- **WRITTEN PROBLEM**
Scan the listing below and copy every line holding "rainfall".

(Dataset items)
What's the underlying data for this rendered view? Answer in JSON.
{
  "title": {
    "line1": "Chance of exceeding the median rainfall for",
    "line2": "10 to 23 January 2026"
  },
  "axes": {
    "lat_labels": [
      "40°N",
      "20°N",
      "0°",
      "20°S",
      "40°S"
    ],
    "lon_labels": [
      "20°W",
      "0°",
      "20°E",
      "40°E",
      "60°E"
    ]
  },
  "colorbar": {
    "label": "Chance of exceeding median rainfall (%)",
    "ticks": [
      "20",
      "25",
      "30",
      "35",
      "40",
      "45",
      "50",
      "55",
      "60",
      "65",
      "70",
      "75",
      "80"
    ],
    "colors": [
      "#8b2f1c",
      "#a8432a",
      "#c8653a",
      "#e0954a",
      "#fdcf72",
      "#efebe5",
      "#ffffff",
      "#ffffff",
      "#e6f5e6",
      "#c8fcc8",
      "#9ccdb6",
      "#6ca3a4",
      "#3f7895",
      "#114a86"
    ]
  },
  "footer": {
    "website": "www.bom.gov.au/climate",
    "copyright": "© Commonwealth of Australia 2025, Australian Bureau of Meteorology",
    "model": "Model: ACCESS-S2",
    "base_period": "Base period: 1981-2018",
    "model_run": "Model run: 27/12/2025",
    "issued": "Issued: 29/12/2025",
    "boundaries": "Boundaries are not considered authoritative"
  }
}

- **EXPECTED OUTPUT**
    "line1": "Chance of exceeding the median rainfall for",
    "label": "Chance of exceeding median rainfall (%)",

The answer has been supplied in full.